GIVEN PROBLEM 1: Return, unchanged, the lines of the listing from its first line to the line with "data-point: [675, 160, 686, 172]", both included.

SELECTION:
###

Fusion Fundamentals #2 - “Things” in IIoT, Data Acquisition in IIoT, Operational Analysis in IIoT

The second part of the Fusion Fundamentals series with Suchi Badrinarayanan, Business Consultant, at Fusion. This series focuses on liberating and normalizing OT data to accelerate enterprise-wide adoption and high business value realization of AI/ML. The second topic is “Things” in IIoT, Data Acquisition in IIoT, Operational Analysis in IIoT.

Read video transcript below for your own convenience:

Where does this data get created in the first place? 

The data gets created with the things at the bottom: pumps, rigs, drills, drives, motors, rollers, boilers, flues, breakers, compressors, conveyors, and cables. These assets all generate data; this can vary from temperature readings to pressure readings or to vibration readings. Any kind of information that these assets generate is then usually stored in some place, but first, they have to be generated by a process, and then it's communicated through multiple different ways to all of these data acquisition systems. 

Data Acquisition

Typical data acquisitions are operations management, historians, SCADA/ Control Systems, PLC/ controllers, field inspections, instrument analyzers, IoT devices/meters, and IoT Sensors/ video/ audio. All of those things are producing data that gets acquired by all of these different systems, and then companies are trying to figure out a way to join all of this different data from all of these different sources to do analytics on them. That data can be real-time streaming data. It can be batch data. Typically you want it to have pretty low latency because if you want to do any near to real-time optimization.

###

DATASET EXCERPTS:

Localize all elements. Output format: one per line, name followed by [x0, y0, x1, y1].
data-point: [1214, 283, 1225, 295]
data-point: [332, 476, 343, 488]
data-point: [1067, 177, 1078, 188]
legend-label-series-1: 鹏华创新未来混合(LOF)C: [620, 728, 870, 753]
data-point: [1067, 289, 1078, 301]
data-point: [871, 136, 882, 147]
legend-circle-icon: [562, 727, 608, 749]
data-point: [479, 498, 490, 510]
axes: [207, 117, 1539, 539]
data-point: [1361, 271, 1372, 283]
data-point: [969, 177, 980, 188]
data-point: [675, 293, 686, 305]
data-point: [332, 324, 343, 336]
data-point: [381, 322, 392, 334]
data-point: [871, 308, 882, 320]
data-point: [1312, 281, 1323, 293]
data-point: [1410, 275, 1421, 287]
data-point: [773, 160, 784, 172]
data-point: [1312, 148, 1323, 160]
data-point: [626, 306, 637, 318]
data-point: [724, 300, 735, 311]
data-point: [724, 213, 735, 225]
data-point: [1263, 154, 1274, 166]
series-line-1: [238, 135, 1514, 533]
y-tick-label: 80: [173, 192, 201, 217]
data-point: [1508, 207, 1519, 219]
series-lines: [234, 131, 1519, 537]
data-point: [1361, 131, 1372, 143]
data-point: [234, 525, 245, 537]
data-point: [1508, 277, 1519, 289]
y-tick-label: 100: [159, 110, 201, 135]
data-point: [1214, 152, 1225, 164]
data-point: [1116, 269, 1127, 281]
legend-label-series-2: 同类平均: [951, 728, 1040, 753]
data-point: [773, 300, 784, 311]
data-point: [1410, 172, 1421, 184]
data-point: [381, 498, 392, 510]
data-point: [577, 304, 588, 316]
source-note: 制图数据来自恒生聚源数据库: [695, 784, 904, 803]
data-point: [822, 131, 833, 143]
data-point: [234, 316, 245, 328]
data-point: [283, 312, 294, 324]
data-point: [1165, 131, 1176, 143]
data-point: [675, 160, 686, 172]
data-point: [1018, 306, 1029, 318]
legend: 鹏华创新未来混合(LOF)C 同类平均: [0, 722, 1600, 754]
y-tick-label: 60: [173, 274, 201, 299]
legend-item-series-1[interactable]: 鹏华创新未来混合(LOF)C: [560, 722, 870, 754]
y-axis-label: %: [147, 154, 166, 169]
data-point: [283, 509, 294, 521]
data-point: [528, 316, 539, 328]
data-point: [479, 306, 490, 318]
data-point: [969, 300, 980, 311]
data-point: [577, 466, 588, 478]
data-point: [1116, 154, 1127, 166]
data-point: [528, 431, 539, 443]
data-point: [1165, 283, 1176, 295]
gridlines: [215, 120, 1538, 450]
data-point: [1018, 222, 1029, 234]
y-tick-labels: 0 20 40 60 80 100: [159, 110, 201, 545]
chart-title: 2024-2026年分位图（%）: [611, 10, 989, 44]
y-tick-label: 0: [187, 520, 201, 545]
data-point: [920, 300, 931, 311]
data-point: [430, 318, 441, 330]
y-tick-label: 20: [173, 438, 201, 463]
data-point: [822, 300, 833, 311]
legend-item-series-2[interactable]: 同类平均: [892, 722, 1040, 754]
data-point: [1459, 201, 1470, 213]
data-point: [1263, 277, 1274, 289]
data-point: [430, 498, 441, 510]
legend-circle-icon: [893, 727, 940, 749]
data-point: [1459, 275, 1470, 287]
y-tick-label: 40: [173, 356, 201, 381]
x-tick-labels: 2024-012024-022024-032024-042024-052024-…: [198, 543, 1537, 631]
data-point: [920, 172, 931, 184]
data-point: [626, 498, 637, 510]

###

GIVEN PROBLEM 2: List every typical data acquisition system named in the Fusion Fundamentals transcript.

CORRECT ANSWER 1:
Localize all elements. Output format: one per line, name followed by [x0, y0, x1, y1].
data-point: [1214, 283, 1225, 295]
data-point: [332, 476, 343, 488]
data-point: [1067, 177, 1078, 188]
legend-label-series-1: 鹏华创新未来混合(LOF)C: [620, 728, 870, 753]
data-point: [1067, 289, 1078, 301]
data-point: [871, 136, 882, 147]
legend-circle-icon: [562, 727, 608, 749]
data-point: [479, 498, 490, 510]
axes: [207, 117, 1539, 539]
data-point: [1361, 271, 1372, 283]
data-point: [969, 177, 980, 188]
data-point: [675, 293, 686, 305]
data-point: [332, 324, 343, 336]
data-point: [381, 322, 392, 334]
data-point: [871, 308, 882, 320]
data-point: [1312, 281, 1323, 293]
data-point: [1410, 275, 1421, 287]
data-point: [773, 160, 784, 172]
data-point: [1312, 148, 1323, 160]
data-point: [626, 306, 637, 318]
data-point: [724, 300, 735, 311]
data-point: [724, 213, 735, 225]
data-point: [1263, 154, 1274, 166]
series-line-1: [238, 135, 1514, 533]
y-tick-label: 80: [173, 192, 201, 217]
data-point: [1508, 207, 1519, 219]
series-lines: [234, 131, 1519, 537]
data-point: [1361, 131, 1372, 143]
data-point: [234, 525, 245, 537]
data-point: [1508, 277, 1519, 289]
y-tick-label: 100: [159, 110, 201, 135]
data-point: [1214, 152, 1225, 164]
data-point: [1116, 269, 1127, 281]
legend-label-series-2: 同类平均: [951, 728, 1040, 753]
data-point: [773, 300, 784, 311]
data-point: [1410, 172, 1421, 184]
data-point: [381, 498, 392, 510]
data-point: [577, 304, 588, 316]
source-note: 制图数据来自恒生聚源数据库: [695, 784, 904, 803]
data-point: [822, 131, 833, 143]
data-point: [234, 316, 245, 328]
data-point: [283, 312, 294, 324]
data-point: [1165, 131, 1176, 143]
data-point: [675, 160, 686, 172]

CORRECT ANSWER 2:
- operations management
- historians
- SCADA/ Control Systems
- PLC/ controllers
- field inspections
- instrument analyzers
- IoT devices/meters
- IoT Sensors/ video/ audio